▶ _DATASET RECORDS_:
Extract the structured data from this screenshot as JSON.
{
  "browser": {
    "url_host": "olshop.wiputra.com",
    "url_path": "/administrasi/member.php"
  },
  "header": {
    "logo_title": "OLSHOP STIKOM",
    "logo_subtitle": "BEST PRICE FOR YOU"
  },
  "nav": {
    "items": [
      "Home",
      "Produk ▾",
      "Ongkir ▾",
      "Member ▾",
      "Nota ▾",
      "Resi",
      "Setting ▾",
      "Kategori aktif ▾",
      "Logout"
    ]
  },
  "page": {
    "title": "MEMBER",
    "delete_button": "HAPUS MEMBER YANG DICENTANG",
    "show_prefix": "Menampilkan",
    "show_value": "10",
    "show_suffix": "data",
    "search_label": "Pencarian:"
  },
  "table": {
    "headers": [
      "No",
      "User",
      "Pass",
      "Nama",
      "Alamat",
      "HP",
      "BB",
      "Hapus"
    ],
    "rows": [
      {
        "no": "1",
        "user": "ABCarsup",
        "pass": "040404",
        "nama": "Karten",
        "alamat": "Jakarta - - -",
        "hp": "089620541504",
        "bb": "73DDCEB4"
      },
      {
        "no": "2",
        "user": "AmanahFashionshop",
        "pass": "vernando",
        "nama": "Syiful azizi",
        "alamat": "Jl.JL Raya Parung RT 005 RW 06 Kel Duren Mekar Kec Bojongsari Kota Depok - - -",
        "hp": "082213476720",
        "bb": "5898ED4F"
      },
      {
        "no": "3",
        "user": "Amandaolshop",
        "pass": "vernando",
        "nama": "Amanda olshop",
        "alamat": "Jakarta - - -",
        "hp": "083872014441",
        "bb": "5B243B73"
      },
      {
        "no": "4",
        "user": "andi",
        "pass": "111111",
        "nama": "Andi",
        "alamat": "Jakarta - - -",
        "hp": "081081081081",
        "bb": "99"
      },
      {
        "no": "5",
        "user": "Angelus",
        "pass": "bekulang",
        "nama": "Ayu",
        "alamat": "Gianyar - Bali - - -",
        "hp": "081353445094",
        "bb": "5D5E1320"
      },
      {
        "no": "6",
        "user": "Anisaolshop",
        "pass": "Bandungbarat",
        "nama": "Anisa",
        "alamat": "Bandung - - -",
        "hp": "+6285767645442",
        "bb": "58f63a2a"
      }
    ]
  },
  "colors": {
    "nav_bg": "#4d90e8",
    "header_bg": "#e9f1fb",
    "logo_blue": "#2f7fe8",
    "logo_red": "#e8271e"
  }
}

---

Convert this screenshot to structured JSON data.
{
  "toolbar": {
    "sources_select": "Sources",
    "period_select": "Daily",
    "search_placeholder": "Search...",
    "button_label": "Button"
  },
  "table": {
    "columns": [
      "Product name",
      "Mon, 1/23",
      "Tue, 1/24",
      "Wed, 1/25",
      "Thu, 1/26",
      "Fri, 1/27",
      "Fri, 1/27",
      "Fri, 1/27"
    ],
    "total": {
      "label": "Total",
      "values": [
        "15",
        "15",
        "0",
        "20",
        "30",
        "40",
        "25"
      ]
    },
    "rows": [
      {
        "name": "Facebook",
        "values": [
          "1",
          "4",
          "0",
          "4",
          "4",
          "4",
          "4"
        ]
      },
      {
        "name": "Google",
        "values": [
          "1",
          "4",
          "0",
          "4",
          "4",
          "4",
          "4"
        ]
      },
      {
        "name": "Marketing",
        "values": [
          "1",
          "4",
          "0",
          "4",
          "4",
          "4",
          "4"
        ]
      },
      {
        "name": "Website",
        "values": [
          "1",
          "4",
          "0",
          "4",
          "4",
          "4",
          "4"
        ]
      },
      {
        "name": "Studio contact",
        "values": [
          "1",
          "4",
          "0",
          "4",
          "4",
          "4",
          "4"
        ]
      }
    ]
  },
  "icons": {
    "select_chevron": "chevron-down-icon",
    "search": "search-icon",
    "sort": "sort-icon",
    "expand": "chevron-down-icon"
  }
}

---

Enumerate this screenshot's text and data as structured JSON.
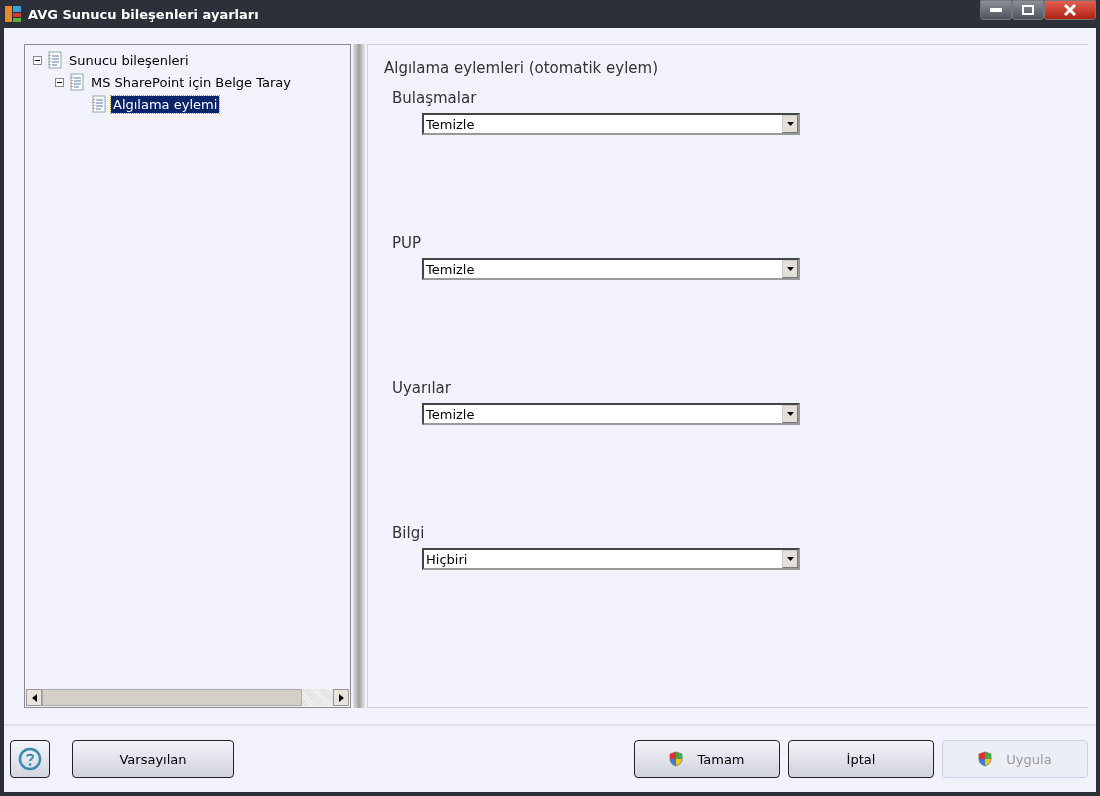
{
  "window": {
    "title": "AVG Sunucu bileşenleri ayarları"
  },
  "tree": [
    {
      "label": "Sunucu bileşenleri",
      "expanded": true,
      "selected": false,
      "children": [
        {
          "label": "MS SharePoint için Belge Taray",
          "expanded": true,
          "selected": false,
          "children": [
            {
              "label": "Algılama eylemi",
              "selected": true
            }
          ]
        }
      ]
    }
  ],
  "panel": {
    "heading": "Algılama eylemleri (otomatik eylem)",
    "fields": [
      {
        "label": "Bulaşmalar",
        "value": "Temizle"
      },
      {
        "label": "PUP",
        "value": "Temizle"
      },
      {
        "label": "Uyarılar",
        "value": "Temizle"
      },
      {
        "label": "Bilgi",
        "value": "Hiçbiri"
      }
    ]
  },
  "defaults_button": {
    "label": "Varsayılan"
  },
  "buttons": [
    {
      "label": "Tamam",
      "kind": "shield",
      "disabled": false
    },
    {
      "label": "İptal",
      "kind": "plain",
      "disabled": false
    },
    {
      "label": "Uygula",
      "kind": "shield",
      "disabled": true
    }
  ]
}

▶ _GIVEN REQUEST_: Find the word "this" in the records and pull out each line that has it.

▶ _REPLY_:
Extract the structured data from this screenshot as JSON.
Convert this screenshot to structured JSON data.
Enumerate this screenshot's text and data as structured JSON.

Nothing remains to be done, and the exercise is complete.